→ Dataset records:
※
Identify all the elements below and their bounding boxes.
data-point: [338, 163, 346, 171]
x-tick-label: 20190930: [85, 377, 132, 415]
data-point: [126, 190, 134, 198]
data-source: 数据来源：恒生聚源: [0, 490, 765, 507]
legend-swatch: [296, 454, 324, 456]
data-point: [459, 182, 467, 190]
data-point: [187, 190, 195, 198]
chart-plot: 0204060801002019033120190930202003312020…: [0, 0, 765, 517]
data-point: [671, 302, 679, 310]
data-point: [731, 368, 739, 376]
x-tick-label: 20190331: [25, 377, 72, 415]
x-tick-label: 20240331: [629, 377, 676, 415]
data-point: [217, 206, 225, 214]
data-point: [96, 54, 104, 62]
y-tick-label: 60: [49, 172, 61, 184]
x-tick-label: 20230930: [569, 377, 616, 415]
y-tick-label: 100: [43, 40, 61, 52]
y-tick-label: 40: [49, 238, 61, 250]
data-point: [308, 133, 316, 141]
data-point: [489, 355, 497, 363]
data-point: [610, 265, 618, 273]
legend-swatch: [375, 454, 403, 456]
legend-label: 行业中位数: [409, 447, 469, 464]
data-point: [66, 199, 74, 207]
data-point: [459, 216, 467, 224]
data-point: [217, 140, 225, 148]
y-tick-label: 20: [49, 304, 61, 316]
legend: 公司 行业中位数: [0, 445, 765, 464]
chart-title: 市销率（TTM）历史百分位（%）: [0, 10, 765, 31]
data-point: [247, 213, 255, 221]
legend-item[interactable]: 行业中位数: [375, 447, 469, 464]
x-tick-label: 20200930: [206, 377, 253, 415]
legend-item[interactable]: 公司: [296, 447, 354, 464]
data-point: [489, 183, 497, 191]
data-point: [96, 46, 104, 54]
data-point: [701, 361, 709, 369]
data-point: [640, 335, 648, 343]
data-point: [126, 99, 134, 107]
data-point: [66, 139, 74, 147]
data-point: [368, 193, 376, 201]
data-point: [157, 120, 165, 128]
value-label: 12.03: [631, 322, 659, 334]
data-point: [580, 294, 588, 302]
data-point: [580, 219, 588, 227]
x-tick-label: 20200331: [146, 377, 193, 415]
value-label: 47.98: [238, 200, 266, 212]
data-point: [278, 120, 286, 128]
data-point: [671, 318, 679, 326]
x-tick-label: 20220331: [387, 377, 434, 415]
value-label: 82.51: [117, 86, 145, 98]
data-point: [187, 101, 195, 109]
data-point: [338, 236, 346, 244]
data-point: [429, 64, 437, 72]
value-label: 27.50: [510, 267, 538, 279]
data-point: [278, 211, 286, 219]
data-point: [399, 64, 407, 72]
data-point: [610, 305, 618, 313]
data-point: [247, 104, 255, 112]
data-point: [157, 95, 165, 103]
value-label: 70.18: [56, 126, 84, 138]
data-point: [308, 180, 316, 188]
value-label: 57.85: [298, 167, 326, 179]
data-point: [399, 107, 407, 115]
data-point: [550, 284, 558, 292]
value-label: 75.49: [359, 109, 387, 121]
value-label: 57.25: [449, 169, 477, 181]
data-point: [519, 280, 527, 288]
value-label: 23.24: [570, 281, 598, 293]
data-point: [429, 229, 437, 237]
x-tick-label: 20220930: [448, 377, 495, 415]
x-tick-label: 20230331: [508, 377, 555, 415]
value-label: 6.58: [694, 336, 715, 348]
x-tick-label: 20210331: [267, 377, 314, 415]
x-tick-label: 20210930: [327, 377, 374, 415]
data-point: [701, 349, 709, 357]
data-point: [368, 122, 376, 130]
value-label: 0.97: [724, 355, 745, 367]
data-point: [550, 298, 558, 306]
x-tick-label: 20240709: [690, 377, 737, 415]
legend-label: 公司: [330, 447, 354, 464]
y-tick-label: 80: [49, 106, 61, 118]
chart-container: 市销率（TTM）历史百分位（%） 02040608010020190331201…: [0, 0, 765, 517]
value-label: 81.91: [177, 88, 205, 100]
※
→ What needs to be done: Print every row above again, line for line, with nothing changed.

→ Output:
Identify all the elements below and their bounding boxes.
data-point: [338, 163, 346, 171]
x-tick-label: 20190930: [85, 377, 132, 415]
data-point: [126, 190, 134, 198]
data-source: 数据来源：恒生聚源: [0, 490, 765, 507]
legend-swatch: [296, 454, 324, 456]
data-point: [459, 182, 467, 190]
data-point: [187, 190, 195, 198]
chart-plot: 0204060801002019033120190930202003312020…: [0, 0, 765, 517]
data-point: [671, 302, 679, 310]
data-point: [731, 368, 739, 376]
x-tick-label: 20190331: [25, 377, 72, 415]
x-tick-label: 20240331: [629, 377, 676, 415]
data-point: [217, 206, 225, 214]
data-point: [96, 54, 104, 62]
y-tick-label: 60: [49, 172, 61, 184]
x-tick-label: 20230930: [569, 377, 616, 415]
y-tick-label: 100: [43, 40, 61, 52]
y-tick-label: 40: [49, 238, 61, 250]
data-point: [308, 133, 316, 141]
data-point: [489, 355, 497, 363]
data-point: [610, 265, 618, 273]
legend-swatch: [375, 454, 403, 456]
legend-label: 行业中位数: [409, 447, 469, 464]
data-point: [66, 199, 74, 207]
data-point: [459, 216, 467, 224]
data-point: [217, 140, 225, 148]
y-tick-label: 20: [49, 304, 61, 316]
legend: 公司 行业中位数: [0, 445, 765, 464]
chart-title: 市销率（TTM）历史百分位（%）: [0, 10, 765, 31]
data-point: [247, 213, 255, 221]
legend-item[interactable]: 行业中位数: [375, 447, 469, 464]
x-tick-label: 20200930: [206, 377, 253, 415]
legend-item[interactable]: 公司: [296, 447, 354, 464]
data-point: [489, 183, 497, 191]
data-point: [96, 46, 104, 54]
data-point: [701, 361, 709, 369]
data-point: [640, 335, 648, 343]
data-point: [126, 99, 134, 107]
data-point: [66, 139, 74, 147]
data-point: [368, 193, 376, 201]
data-point: [157, 120, 165, 128]
value-label: 12.03: [631, 322, 659, 334]
data-point: [580, 294, 588, 302]
data-point: [580, 219, 588, 227]
x-tick-label: 20200331: [146, 377, 193, 415]
value-label: 47.98: [238, 200, 266, 212]
data-point: [278, 120, 286, 128]
data-point: [671, 318, 679, 326]
x-tick-label: 20220331: [387, 377, 434, 415]
value-label: 82.51: [117, 86, 145, 98]
data-point: [187, 101, 195, 109]
data-point: [338, 236, 346, 244]
data-point: [429, 64, 437, 72]
value-label: 27.50: [510, 267, 538, 279]
data-point: [278, 211, 286, 219]
data-point: [399, 64, 407, 72]
data-point: [610, 305, 618, 313]
data-point: [247, 104, 255, 112]
data-point: [157, 95, 165, 103]
value-label: 70.18: [56, 126, 84, 138]
data-point: [308, 180, 316, 188]
value-label: 57.85: [298, 167, 326, 179]
data-point: [399, 107, 407, 115]
data-point: [550, 284, 558, 292]
value-label: 75.49: [359, 109, 387, 121]
value-label: 57.25: [449, 169, 477, 181]
data-point: [519, 280, 527, 288]
value-label: 23.24: [570, 281, 598, 293]
data-point: [429, 229, 437, 237]
x-tick-label: 20220930: [448, 377, 495, 415]
x-tick-label: 20230331: [508, 377, 555, 415]
value-label: 6.58: [694, 336, 715, 348]
x-tick-label: 20210331: [267, 377, 314, 415]
x-tick-label: 20210930: [327, 377, 374, 415]
data-point: [701, 349, 709, 357]
data-point: [368, 122, 376, 130]
value-label: 0.97: [724, 355, 745, 367]
data-point: [550, 298, 558, 306]
x-tick-label: 20240709: [690, 377, 737, 415]
legend-label: 公司: [330, 447, 354, 464]
y-tick-label: 80: [49, 106, 61, 118]
chart-container: 市销率（TTM）历史百分位（%） 02040608010020190331201…: [0, 0, 765, 517]
value-label: 81.91: [177, 88, 205, 100]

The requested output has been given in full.